[Stored data entries]
# # # # #

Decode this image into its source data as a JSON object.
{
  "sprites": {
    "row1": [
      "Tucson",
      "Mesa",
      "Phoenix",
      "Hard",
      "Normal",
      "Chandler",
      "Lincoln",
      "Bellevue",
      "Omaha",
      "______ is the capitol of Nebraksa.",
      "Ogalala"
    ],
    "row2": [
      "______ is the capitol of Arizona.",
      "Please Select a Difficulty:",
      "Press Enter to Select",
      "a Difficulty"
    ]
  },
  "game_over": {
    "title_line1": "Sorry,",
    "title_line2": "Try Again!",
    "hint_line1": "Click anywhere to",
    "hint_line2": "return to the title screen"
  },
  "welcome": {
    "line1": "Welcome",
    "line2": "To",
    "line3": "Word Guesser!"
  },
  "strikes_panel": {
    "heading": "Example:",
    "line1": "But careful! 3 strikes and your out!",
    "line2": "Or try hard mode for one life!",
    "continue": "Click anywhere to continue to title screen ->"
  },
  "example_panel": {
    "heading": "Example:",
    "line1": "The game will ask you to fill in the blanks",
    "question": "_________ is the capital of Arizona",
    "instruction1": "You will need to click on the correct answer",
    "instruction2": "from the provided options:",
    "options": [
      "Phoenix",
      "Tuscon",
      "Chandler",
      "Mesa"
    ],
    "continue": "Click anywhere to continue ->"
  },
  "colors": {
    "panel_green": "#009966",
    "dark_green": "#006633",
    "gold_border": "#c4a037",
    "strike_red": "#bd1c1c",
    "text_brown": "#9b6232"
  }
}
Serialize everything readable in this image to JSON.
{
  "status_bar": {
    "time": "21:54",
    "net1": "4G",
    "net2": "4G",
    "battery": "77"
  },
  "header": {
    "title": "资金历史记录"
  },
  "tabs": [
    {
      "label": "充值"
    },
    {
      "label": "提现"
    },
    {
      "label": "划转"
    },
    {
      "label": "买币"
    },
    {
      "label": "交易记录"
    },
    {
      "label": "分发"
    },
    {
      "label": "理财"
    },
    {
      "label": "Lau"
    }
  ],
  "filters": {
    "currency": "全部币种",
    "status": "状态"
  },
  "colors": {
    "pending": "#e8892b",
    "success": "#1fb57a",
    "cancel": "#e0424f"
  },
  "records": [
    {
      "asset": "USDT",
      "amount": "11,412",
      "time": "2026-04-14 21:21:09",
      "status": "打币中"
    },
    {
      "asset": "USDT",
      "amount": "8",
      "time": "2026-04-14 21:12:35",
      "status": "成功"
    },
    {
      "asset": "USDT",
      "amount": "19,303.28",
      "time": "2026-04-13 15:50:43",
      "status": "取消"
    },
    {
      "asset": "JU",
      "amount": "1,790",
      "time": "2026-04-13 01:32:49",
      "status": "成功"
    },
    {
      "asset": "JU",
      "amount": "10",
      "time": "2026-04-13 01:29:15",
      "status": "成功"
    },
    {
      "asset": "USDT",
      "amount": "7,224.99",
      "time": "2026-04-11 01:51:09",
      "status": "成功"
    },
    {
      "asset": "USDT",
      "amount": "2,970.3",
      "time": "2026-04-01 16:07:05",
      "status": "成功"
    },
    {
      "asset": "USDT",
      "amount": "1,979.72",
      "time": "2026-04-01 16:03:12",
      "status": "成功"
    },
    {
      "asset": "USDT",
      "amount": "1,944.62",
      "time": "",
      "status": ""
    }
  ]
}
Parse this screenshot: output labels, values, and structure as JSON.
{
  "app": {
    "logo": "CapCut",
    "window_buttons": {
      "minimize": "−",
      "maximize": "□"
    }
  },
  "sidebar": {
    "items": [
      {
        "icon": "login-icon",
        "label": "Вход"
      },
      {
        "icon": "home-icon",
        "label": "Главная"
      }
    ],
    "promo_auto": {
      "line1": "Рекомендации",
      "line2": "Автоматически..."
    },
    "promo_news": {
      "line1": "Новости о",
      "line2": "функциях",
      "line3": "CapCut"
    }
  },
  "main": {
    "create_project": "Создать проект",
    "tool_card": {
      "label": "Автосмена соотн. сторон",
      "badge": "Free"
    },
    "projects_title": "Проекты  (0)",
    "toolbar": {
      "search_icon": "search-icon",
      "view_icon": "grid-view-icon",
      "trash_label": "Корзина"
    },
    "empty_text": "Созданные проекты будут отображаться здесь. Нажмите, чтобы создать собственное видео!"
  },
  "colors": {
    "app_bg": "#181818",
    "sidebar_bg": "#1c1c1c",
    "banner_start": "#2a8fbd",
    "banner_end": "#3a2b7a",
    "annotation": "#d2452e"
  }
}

# # # # #

[Directive]
Retype all of the material above with every character intact.

[The answer]
Decode this image into its source data as a JSON object.
{
  "sprites": {
    "row1": [
      "Tucson",
      "Mesa",
      "Phoenix",
      "Hard",
      "Normal",
      "Chandler",
      "Lincoln",
      "Bellevue",
      "Omaha",
      "______ is the capitol of Nebraksa.",
      "Ogalala"
    ],
    "row2": [
      "______ is the capitol of Arizona.",
      "Please Select a Difficulty:",
      "Press Enter to Select",
      "a Difficulty"
    ]
  },
  "game_over": {
    "title_line1": "Sorry,",
    "title_line2": "Try Again!",
    "hint_line1": "Click anywhere to",
    "hint_line2": "return to the title screen"
  },
  "welcome": {
    "line1": "Welcome",
    "line2": "To",
    "line3": "Word Guesser!"
  },
  "strikes_panel": {
    "heading": "Example:",
    "line1": "But careful! 3 strikes and your out!",
    "line2": "Or try hard mode for one life!",
    "continue": "Click anywhere to continue to title screen ->"
  },
  "example_panel": {
    "heading": "Example:",
    "line1": "The game will ask you to fill in the blanks",
    "question": "_________ is the capital of Arizona",
    "instruction1": "You will need to click on the correct answer",
    "instruction2": "from the provided options:",
    "options": [
      "Phoenix",
      "Tuscon",
      "Chandler",
      "Mesa"
    ],
    "continue": "Click anywhere to continue ->"
  },
  "colors": {
    "panel_green": "#009966",
    "dark_green": "#006633",
    "gold_border": "#c4a037",
    "strike_red": "#bd1c1c",
    "text_brown": "#9b6232"
  }
}
Serialize everything readable in this image to JSON.
{
  "status_bar": {
    "time": "21:54",
    "net1": "4G",
    "net2": "4G",
    "battery": "77"
  },
  "header": {
    "title": "资金历史记录"
  },
  "tabs": [
    {
      "label": "充值"
    },
    {
      "label": "提现"
    },
    {
      "label": "划转"
    },
    {
      "label": "买币"
    },
    {
      "label": "交易记录"
    },
    {
      "label": "分发"
    },
    {
      "label": "理财"
    },
    {
      "label": "Lau"
    }
  ],
  "filters": {
    "currency": "全部币种",
    "status": "状态"
  },
  "colors": {
    "pending": "#e8892b",
    "success": "#1fb57a",
    "cancel": "#e0424f"
  },
  "records": [
    {
      "asset": "USDT",
      "amount": "11,412",
      "time": "2026-04-14 21:21:09",
      "status": "打币中"
    },
    {
      "asset": "USDT",
      "amount": "8",
      "time": "2026-04-14 21:12:35",
      "status": "成功"
    },
    {
      "asset": "USDT",
      "amount": "19,303.28",
      "time": "2026-04-13 15:50:43",
      "status": "取消"
    },
    {
      "asset": "JU",
      "amount": "1,790",
      "time": "2026-04-13 01:32:49",
      "status": "成功"
    },
    {
      "asset": "JU",
      "amount": "10",
      "time": "2026-04-13 01:29:15",
      "status": "成功"
    },
    {
      "asset": "USDT",
      "amount": "7,224.99",
      "time": "2026-04-11 01:51:09",
      "status": "成功"
    },
    {
      "asset": "USDT",
      "amount": "2,970.3",
      "time": "2026-04-01 16:07:05",
      "status": "成功"
    },
    {
      "asset": "USDT",
      "amount": "1,979.72",
      "time": "2026-04-01 16:03:12",
      "status": "成功"
    },
    {
      "asset": "USDT",
      "amount": "1,944.62",
      "time": "",
      "status": ""
    }
  ]
}
Parse this screenshot: output labels, values, and structure as JSON.
{
  "app": {
    "logo": "CapCut",
    "window_buttons": {
      "minimize": "−",
      "maximize": "□"
    }
  },
  "sidebar": {
    "items": [
      {
        "icon": "login-icon",
        "label": "Вход"
      },
      {
        "icon": "home-icon",
        "label": "Главная"
      }
    ],
    "promo_auto": {
      "line1": "Рекомендации",
      "line2": "Автоматически..."
    },
    "promo_news": {
      "line1": "Новости о",
      "line2": "функциях",
      "line3": "CapCut"
    }
  },
  "main": {
    "create_project": "Создать проект",
    "tool_card": {
      "label": "Автосмена соотн. сторон",
      "badge": "Free"
    },
    "projects_title": "Проекты  (0)",
    "toolbar": {
      "search_icon": "search-icon",
      "view_icon": "grid-view-icon",
      "trash_label": "Корзина"
    },
    "empty_text": "Созданные проекты будут отображаться здесь. Нажмите, чтобы создать собственное видео!"
  },
  "colors": {
    "app_bg": "#181818",
    "sidebar_bg": "#1c1c1c",
    "banner_start": "#2a8fbd",
    "banner_end": "#3a2b7a",
    "annotation": "#d2452e"
  }
}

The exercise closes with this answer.